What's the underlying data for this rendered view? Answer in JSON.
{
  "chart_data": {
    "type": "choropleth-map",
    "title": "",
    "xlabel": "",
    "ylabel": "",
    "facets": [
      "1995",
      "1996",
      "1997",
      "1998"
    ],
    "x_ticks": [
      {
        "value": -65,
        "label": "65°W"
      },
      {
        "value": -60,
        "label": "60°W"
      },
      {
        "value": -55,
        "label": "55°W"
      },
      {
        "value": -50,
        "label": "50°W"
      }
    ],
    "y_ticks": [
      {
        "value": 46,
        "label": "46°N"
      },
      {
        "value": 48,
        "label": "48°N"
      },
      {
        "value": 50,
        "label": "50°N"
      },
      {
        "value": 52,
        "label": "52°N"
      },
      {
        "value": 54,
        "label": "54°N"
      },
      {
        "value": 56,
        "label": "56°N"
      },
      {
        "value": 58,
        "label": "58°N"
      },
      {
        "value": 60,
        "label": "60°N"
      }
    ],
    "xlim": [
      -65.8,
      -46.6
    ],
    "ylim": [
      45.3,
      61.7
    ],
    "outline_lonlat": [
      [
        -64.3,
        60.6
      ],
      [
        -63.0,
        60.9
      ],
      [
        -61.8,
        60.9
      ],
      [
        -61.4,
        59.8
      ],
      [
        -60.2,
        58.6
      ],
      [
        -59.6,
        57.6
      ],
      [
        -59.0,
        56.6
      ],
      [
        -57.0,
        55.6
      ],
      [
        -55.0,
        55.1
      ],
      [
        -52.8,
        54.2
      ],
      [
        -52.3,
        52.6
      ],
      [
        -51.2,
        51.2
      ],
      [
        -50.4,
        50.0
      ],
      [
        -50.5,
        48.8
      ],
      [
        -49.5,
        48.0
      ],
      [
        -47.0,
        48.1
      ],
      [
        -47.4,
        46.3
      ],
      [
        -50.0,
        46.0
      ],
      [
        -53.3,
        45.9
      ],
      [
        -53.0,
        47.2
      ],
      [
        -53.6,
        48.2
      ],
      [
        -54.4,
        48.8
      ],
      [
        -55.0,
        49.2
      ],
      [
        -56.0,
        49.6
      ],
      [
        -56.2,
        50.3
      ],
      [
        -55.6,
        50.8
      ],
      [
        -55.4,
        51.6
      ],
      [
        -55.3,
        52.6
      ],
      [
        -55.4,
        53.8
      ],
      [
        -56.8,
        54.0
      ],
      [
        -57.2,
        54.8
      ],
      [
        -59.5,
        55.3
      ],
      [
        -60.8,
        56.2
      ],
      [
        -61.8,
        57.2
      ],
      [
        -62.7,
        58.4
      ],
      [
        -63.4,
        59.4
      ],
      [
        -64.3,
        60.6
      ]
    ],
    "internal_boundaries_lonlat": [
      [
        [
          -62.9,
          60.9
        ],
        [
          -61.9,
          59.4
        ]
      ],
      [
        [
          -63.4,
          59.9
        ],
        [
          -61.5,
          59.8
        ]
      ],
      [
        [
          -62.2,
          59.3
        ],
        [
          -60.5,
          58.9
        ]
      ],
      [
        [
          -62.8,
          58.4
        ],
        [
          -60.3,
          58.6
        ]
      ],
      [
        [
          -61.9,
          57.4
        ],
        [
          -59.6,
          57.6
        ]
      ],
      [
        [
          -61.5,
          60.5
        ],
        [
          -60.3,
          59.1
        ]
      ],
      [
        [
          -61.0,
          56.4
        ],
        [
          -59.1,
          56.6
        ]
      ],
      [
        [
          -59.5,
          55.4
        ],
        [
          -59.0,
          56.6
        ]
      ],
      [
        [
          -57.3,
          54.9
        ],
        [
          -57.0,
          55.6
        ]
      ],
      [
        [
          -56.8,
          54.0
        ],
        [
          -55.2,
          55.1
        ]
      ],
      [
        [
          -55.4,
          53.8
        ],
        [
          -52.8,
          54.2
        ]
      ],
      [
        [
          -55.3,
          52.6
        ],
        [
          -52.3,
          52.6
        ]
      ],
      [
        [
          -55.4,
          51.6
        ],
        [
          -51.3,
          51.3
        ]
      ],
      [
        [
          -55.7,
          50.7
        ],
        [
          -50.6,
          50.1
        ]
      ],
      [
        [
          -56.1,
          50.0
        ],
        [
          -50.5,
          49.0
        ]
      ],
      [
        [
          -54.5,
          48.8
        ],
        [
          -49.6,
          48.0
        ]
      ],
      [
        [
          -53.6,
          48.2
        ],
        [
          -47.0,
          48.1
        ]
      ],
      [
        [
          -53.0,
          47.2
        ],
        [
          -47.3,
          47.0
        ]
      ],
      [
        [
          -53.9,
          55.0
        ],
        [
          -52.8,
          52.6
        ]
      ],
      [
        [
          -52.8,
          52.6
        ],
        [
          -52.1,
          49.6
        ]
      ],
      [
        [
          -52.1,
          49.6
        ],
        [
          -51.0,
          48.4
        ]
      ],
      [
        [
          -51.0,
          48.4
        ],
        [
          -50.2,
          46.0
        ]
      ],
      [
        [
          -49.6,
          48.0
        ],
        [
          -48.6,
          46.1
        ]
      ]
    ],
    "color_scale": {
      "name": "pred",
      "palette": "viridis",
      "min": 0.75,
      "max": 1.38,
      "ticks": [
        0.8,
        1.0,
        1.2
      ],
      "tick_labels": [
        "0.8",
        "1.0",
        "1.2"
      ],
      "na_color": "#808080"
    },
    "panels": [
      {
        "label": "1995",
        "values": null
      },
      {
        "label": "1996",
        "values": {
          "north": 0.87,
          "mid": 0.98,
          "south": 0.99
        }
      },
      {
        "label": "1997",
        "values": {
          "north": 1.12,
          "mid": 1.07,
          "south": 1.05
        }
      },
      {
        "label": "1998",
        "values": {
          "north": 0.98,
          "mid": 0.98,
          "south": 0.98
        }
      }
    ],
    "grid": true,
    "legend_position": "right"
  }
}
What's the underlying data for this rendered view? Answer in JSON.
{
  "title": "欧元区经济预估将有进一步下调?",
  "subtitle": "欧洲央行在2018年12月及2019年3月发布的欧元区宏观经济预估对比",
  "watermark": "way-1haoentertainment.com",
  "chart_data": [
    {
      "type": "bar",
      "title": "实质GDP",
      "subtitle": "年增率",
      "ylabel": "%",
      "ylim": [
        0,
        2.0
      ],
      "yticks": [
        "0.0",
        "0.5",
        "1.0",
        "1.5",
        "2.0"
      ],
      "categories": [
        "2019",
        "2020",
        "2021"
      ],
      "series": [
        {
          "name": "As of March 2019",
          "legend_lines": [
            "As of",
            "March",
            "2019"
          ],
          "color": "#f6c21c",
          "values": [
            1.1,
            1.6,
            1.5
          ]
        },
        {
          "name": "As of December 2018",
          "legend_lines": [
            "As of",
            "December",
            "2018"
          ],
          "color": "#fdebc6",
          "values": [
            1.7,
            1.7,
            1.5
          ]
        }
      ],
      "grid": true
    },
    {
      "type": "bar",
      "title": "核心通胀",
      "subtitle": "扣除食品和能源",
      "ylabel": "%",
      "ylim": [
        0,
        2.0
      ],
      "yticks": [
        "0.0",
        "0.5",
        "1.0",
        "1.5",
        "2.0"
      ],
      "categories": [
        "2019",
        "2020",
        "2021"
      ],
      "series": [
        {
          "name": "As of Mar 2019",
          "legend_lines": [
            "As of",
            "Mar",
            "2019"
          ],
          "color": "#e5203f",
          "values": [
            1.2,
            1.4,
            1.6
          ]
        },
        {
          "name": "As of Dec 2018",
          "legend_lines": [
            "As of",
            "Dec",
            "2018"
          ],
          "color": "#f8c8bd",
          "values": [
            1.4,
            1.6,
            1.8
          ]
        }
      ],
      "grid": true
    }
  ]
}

— Exercise brief —
Reproduce all the data word for word.

— In response —
What's the underlying data for this rendered view? Answer in JSON.
{
  "chart_data": {
    "type": "choropleth-map",
    "title": "",
    "xlabel": "",
    "ylabel": "",
    "facets": [
      "1995",
      "1996",
      "1997",
      "1998"
    ],
    "x_ticks": [
      {
        "value": -65,
        "label": "65°W"
      },
      {
        "value": -60,
        "label": "60°W"
      },
      {
        "value": -55,
        "label": "55°W"
      },
      {
        "value": -50,
        "label": "50°W"
      }
    ],
    "y_ticks": [
      {
        "value": 46,
        "label": "46°N"
      },
      {
        "value": 48,
        "label": "48°N"
      },
      {
        "value": 50,
        "label": "50°N"
      },
      {
        "value": 52,
        "label": "52°N"
      },
      {
        "value": 54,
        "label": "54°N"
      },
      {
        "value": 56,
        "label": "56°N"
      },
      {
        "value": 58,
        "label": "58°N"
      },
      {
        "value": 60,
        "label": "60°N"
      }
    ],
    "xlim": [
      -65.8,
      -46.6
    ],
    "ylim": [
      45.3,
      61.7
    ],
    "outline_lonlat": [
      [
        -64.3,
        60.6
      ],
      [
        -63.0,
        60.9
      ],
      [
        -61.8,
        60.9
      ],
      [
        -61.4,
        59.8
      ],
      [
        -60.2,
        58.6
      ],
      [
        -59.6,
        57.6
      ],
      [
        -59.0,
        56.6
      ],
      [
        -57.0,
        55.6
      ],
      [
        -55.0,
        55.1
      ],
      [
        -52.8,
        54.2
      ],
      [
        -52.3,
        52.6
      ],
      [
        -51.2,
        51.2
      ],
      [
        -50.4,
        50.0
      ],
      [
        -50.5,
        48.8
      ],
      [
        -49.5,
        48.0
      ],
      [
        -47.0,
        48.1
      ],
      [
        -47.4,
        46.3
      ],
      [
        -50.0,
        46.0
      ],
      [
        -53.3,
        45.9
      ],
      [
        -53.0,
        47.2
      ],
      [
        -53.6,
        48.2
      ],
      [
        -54.4,
        48.8
      ],
      [
        -55.0,
        49.2
      ],
      [
        -56.0,
        49.6
      ],
      [
        -56.2,
        50.3
      ],
      [
        -55.6,
        50.8
      ],
      [
        -55.4,
        51.6
      ],
      [
        -55.3,
        52.6
      ],
      [
        -55.4,
        53.8
      ],
      [
        -56.8,
        54.0
      ],
      [
        -57.2,
        54.8
      ],
      [
        -59.5,
        55.3
      ],
      [
        -60.8,
        56.2
      ],
      [
        -61.8,
        57.2
      ],
      [
        -62.7,
        58.4
      ],
      [
        -63.4,
        59.4
      ],
      [
        -64.3,
        60.6
      ]
    ],
    "internal_boundaries_lonlat": [
      [
        [
          -62.9,
          60.9
        ],
        [
          -61.9,
          59.4
        ]
      ],
      [
        [
          -63.4,
          59.9
        ],
        [
          -61.5,
          59.8
        ]
      ],
      [
        [
          -62.2,
          59.3
        ],
        [
          -60.5,
          58.9
        ]
      ],
      [
        [
          -62.8,
          58.4
        ],
        [
          -60.3,
          58.6
        ]
      ],
      [
        [
          -61.9,
          57.4
        ],
        [
          -59.6,
          57.6
        ]
      ],
      [
        [
          -61.5,
          60.5
        ],
        [
          -60.3,
          59.1
        ]
      ],
      [
        [
          -61.0,
          56.4
        ],
        [
          -59.1,
          56.6
        ]
      ],
      [
        [
          -59.5,
          55.4
        ],
        [
          -59.0,
          56.6
        ]
      ],
      [
        [
          -57.3,
          54.9
        ],
        [
          -57.0,
          55.6
        ]
      ],
      [
        [
          -56.8,
          54.0
        ],
        [
          -55.2,
          55.1
        ]
      ],
      [
        [
          -55.4,
          53.8
        ],
        [
          -52.8,
          54.2
        ]
      ],
      [
        [
          -55.3,
          52.6
        ],
        [
          -52.3,
          52.6
        ]
      ],
      [
        [
          -55.4,
          51.6
        ],
        [
          -51.3,
          51.3
        ]
      ],
      [
        [
          -55.7,
          50.7
        ],
        [
          -50.6,
          50.1
        ]
      ],
      [
        [
          -56.1,
          50.0
        ],
        [
          -50.5,
          49.0
        ]
      ],
      [
        [
          -54.5,
          48.8
        ],
        [
          -49.6,
          48.0
        ]
      ],
      [
        [
          -53.6,
          48.2
        ],
        [
          -47.0,
          48.1
        ]
      ],
      [
        [
          -53.0,
          47.2
        ],
        [
          -47.3,
          47.0
        ]
      ],
      [
        [
          -53.9,
          55.0
        ],
        [
          -52.8,
          52.6
        ]
      ],
      [
        [
          -52.8,
          52.6
        ],
        [
          -52.1,
          49.6
        ]
      ],
      [
        [
          -52.1,
          49.6
        ],
        [
          -51.0,
          48.4
        ]
      ],
      [
        [
          -51.0,
          48.4
        ],
        [
          -50.2,
          46.0
        ]
      ],
      [
        [
          -49.6,
          48.0
        ],
        [
          -48.6,
          46.1
        ]
      ]
    ],
    "color_scale": {
      "name": "pred",
      "palette": "viridis",
      "min": 0.75,
      "max": 1.38,
      "ticks": [
        0.8,
        1.0,
        1.2
      ],
      "tick_labels": [
        "0.8",
        "1.0",
        "1.2"
      ],
      "na_color": "#808080"
    },
    "panels": [
      {
        "label": "1995",
        "values": null
      },
      {
        "label": "1996",
        "values": {
          "north": 0.87,
          "mid": 0.98,
          "south": 0.99
        }
      },
      {
        "label": "1997",
        "values": {
          "north": 1.12,
          "mid": 1.07,
          "south": 1.05
        }
      },
      {
        "label": "1998",
        "values": {
          "north": 0.98,
          "mid": 0.98,
          "south": 0.98
        }
      }
    ],
    "grid": true,
    "legend_position": "right"
  }
}
What's the underlying data for this rendered view? Answer in JSON.
{
  "title": "欧元区经济预估将有进一步下调?",
  "subtitle": "欧洲央行在2018年12月及2019年3月发布的欧元区宏观经济预估对比",
  "watermark": "way-1haoentertainment.com",
  "chart_data": [
    {
      "type": "bar",
      "title": "实质GDP",
      "subtitle": "年增率",
      "ylabel": "%",
      "ylim": [
        0,
        2.0
      ],
      "yticks": [
        "0.0",
        "0.5",
        "1.0",
        "1.5",
        "2.0"
      ],
      "categories": [
        "2019",
        "2020",
        "2021"
      ],
      "series": [
        {
          "name": "As of March 2019",
          "legend_lines": [
            "As of",
            "March",
            "2019"
          ],
          "color": "#f6c21c",
          "values": [
            1.1,
            1.6,
            1.5
          ]
        },
        {
          "name": "As of December 2018",
          "legend_lines": [
            "As of",
            "December",
            "2018"
          ],
          "color": "#fdebc6",
          "values": [
            1.7,
            1.7,
            1.5
          ]
        }
      ],
      "grid": true
    },
    {
      "type": "bar",
      "title": "核心通胀",
      "subtitle": "扣除食品和能源",
      "ylabel": "%",
      "ylim": [
        0,
        2.0
      ],
      "yticks": [
        "0.0",
        "0.5",
        "1.0",
        "1.5",
        "2.0"
      ],
      "categories": [
        "2019",
        "2020",
        "2021"
      ],
      "series": [
        {
          "name": "As of Mar 2019",
          "legend_lines": [
            "As of",
            "Mar",
            "2019"
          ],
          "color": "#e5203f",
          "values": [
            1.2,
            1.4,
            1.6
          ]
        },
        {
          "name": "As of Dec 2018",
          "legend_lines": [
            "As of",
            "Dec",
            "2018"
          ],
          "color": "#f8c8bd",
          "values": [
            1.4,
            1.6,
            1.8
          ]
        }
      ],
      "grid": true
    }
  ]
}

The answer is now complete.